Give only the number of lines that contain the word "smoked".
____
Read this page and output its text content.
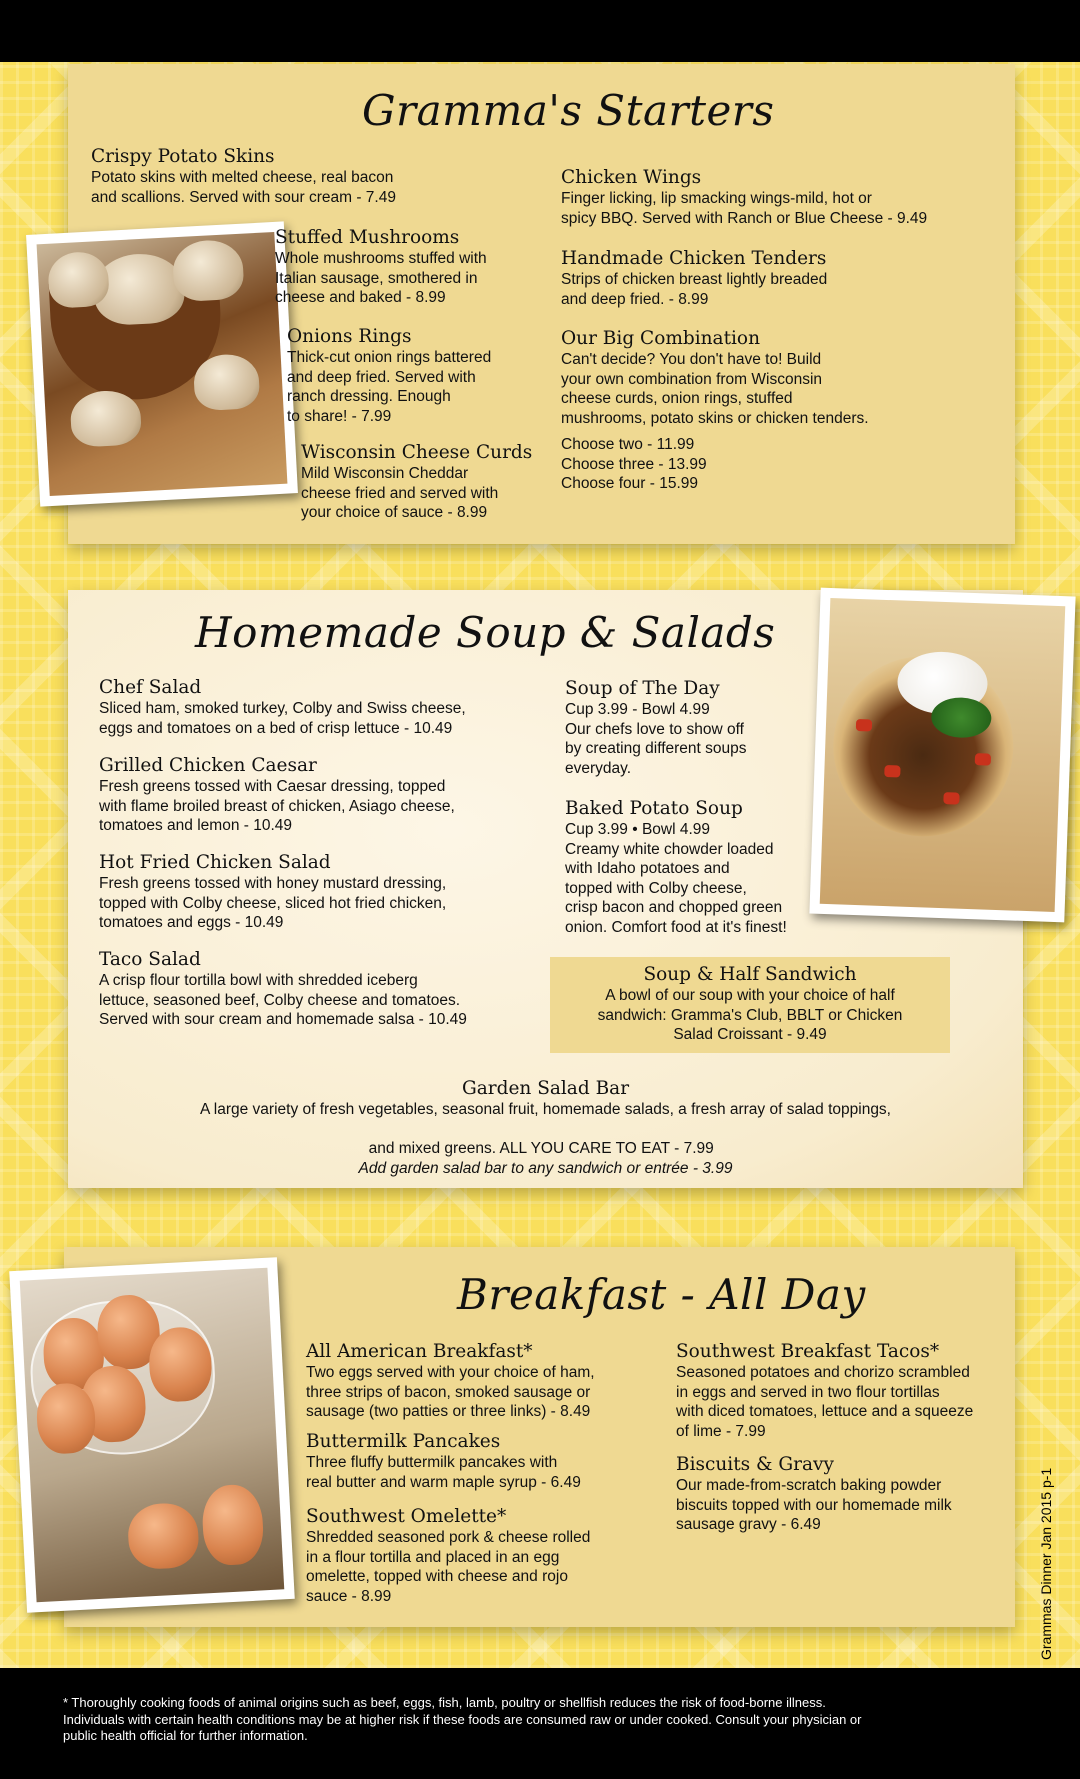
Gramma's Starters
Crispy Potato Skins
Potato skins with melted cheese, real bacon
and scallions. Served with sour cream - 7.49
Stuffed Mushrooms
Whole mushrooms stuffed with
Italian sausage, smothered in
cheese and baked - 8.99
Onions Rings
Thick-cut onion rings battered
and deep fried. Served with
ranch dressing. Enough
to share! - 7.99
Wisconsin Cheese Curds
Mild Wisconsin Cheddar
cheese fried and served with
your choice of sauce - 8.99
Chicken Wings
Finger licking, lip smacking wings-mild, hot or
spicy BBQ. Served with Ranch or Blue Cheese - 9.49
Handmade Chicken Tenders
Strips of chicken breast lightly breaded
and deep fried. - 8.99
Our Big Combination
Can't decide? You don't have to! Build
your own combination from Wisconsin
cheese curds, onion rings, stuffed
mushrooms, potato skins or chicken tenders.
Choose two - 11.99
Choose three - 13.99
Choose four - 15.99
Homemade Soup & Salads
Chef Salad
Sliced ham, smoked turkey, Colby and Swiss cheese,
eggs and tomatoes on a bed of crisp lettuce - 10.49
Grilled Chicken Caesar
Fresh greens tossed with Caesar dressing, topped
with flame broiled breast of chicken, Asiago cheese,
tomatoes and lemon - 10.49
Hot Fried Chicken Salad
Fresh greens tossed with honey mustard dressing,
topped with Colby cheese, sliced hot fried chicken,
tomatoes and eggs - 10.49
Taco Salad
A crisp flour tortilla bowl with shredded iceberg
lettuce, seasoned beef, Colby cheese and tomatoes.
Served with sour cream and homemade salsa - 10.49
Soup of The Day
Cup 3.99 - Bowl 4.99
Our chefs love to show off
by creating different soups
everyday.
Baked Potato Soup
Cup 3.99 • Bowl 4.99
Creamy white chowder loaded
with Idaho potatoes and
topped with Colby cheese,
crisp bacon and chopped green
onion. Comfort food at it's finest!
Soup & Half Sandwich
A bowl of our soup with your choice of half
sandwich: Gramma's Club, BBLT or Chicken
Salad Croissant - 9.49
Garden Salad Bar
A large variety of fresh vegetables, seasonal fruit, homemade salads, a fresh array of salad toppings,

and mixed greens. ALL YOU CARE TO EAT - 7.99
Add garden salad bar to any sandwich or entrée - 3.99

Breakfast - All Day
All American Breakfast*
Two eggs served with your choice of ham,
three strips of bacon, smoked sausage or
sausage (two patties or three links) - 8.49
Buttermilk Pancakes
Three fluffy buttermilk pancakes with
real butter and warm maple syrup - 6.49
Southwest Omelette*
Shredded seasoned pork & cheese rolled
in a flour tortilla and placed in an egg
omelette, topped with cheese and rojo
sauce - 8.99
Southwest Breakfast Tacos*
Seasoned potatoes and chorizo scrambled
in eggs and served in two flour tortillas
with diced tomatoes, lettuce and a squeeze
of lime - 7.99
Biscuits & Gravy
Our made-from-scratch baking powder
biscuits topped with our homemade milk
sausage gravy - 6.49	Grammas Dinner Jan 2015 p-1
* Thoroughly cooking foods of animal origins such as beef, eggs, fish, lamb, poultry or shellfish reduces the risk of food-borne illness.
Individuals with certain health conditions may be at higher risk if these foods are consumed raw or under cooked. Consult your physician or
public health official for further information.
____
## Reply to the task:
2